>> Start

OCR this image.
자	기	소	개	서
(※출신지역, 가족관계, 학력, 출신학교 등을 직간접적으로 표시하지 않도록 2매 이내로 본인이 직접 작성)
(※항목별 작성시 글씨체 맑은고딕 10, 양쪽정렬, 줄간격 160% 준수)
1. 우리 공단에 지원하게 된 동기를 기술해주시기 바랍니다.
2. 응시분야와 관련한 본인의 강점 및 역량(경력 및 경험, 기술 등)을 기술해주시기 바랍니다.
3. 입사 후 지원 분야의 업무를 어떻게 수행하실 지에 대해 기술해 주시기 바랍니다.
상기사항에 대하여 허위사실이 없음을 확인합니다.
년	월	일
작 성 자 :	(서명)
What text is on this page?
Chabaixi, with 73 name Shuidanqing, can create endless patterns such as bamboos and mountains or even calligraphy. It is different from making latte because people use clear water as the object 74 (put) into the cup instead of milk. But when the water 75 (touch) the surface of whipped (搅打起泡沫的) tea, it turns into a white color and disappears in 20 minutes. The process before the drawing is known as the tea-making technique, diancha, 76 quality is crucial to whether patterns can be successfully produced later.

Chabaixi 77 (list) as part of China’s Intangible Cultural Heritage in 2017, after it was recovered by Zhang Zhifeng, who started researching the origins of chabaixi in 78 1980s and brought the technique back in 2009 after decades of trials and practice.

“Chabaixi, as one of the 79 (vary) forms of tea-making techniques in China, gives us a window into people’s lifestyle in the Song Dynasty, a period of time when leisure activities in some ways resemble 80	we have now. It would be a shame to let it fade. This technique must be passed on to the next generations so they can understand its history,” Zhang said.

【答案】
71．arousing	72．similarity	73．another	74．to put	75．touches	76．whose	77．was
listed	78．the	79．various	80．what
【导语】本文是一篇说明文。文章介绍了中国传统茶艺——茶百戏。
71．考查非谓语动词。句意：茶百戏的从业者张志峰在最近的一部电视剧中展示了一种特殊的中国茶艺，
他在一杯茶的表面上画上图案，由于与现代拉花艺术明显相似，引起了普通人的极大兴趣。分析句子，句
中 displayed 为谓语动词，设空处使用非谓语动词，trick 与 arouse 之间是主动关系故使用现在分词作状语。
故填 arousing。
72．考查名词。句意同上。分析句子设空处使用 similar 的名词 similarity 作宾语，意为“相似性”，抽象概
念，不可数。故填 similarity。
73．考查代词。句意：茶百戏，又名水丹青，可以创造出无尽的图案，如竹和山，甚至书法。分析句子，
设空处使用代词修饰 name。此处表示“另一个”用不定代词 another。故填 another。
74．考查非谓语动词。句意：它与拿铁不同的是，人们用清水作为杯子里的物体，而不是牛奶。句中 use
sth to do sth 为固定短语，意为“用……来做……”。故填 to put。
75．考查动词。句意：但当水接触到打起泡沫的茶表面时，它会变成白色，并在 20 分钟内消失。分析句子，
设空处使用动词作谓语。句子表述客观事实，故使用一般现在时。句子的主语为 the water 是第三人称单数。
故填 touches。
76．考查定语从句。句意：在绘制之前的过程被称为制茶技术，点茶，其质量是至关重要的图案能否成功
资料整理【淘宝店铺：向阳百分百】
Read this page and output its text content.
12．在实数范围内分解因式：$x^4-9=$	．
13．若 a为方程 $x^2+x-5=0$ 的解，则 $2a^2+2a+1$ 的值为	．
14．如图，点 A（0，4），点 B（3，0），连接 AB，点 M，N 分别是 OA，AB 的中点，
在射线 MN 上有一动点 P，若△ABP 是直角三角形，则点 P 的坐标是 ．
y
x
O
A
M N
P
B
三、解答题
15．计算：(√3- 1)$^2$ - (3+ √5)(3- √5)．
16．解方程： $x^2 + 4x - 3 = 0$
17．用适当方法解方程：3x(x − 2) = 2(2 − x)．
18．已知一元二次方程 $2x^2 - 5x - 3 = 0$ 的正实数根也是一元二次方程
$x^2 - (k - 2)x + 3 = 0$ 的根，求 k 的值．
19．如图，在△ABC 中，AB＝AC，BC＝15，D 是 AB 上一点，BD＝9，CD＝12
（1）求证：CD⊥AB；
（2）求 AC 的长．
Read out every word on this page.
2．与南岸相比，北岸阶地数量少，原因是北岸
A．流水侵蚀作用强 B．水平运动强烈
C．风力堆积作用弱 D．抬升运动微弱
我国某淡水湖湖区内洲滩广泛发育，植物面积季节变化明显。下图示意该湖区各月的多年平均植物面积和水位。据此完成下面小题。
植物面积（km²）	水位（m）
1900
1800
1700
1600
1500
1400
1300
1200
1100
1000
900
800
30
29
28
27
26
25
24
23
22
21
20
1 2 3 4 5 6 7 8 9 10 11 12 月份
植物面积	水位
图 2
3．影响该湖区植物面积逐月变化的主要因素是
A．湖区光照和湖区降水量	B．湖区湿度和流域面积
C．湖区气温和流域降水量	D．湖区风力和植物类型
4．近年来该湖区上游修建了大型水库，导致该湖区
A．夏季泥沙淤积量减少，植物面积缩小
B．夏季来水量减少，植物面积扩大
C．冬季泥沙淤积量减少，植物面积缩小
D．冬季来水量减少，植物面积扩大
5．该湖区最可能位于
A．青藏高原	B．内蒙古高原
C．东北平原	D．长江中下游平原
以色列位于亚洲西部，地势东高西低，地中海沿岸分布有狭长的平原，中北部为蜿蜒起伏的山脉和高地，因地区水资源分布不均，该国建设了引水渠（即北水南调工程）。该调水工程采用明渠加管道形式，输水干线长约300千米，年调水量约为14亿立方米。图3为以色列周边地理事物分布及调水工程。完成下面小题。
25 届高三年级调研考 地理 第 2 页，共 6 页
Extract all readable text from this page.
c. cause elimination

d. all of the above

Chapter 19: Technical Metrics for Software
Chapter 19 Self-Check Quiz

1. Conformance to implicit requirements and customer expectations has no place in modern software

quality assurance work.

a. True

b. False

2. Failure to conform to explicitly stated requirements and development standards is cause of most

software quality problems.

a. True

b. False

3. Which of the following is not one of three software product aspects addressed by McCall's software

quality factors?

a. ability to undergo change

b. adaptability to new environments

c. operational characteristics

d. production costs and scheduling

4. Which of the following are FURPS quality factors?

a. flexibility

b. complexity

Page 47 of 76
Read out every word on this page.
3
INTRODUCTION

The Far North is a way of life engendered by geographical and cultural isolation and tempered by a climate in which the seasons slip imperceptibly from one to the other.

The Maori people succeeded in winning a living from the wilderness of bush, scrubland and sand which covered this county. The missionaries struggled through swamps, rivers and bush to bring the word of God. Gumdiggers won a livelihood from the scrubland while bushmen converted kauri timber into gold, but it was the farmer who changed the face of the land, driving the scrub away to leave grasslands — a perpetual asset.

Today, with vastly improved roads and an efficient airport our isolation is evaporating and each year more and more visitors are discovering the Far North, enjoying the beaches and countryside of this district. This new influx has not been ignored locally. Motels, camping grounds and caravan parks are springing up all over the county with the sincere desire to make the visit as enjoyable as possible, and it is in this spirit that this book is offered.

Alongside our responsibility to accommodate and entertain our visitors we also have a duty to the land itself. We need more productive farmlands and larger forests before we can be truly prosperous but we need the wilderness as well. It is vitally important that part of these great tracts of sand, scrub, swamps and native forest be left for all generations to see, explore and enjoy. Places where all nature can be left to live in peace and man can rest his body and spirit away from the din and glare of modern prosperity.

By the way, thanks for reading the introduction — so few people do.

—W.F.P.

>> End

REQUIREMENTS: Every line of the listing that holds "quality" should be found and copied.

WRITTEN SOLUTION:
Chabaixi, with 73 name Shuidanqing, can create endless patterns such as bamboos and mountains or even calligraphy. It is different from making latte because people use clear water as the object 74 (put) into the cup instead of milk. But when the water 75 (touch) the surface of whipped (搅打起泡沫的) tea, it turns into a white color and disappears in 20 minutes. The process before the drawing is known as the tea-making technique, diancha, 76 quality is crucial to whether patterns can be successfully produced later.
quality assurance work.
software quality problems.
quality factors?
4. Which of the following are FURPS quality factors?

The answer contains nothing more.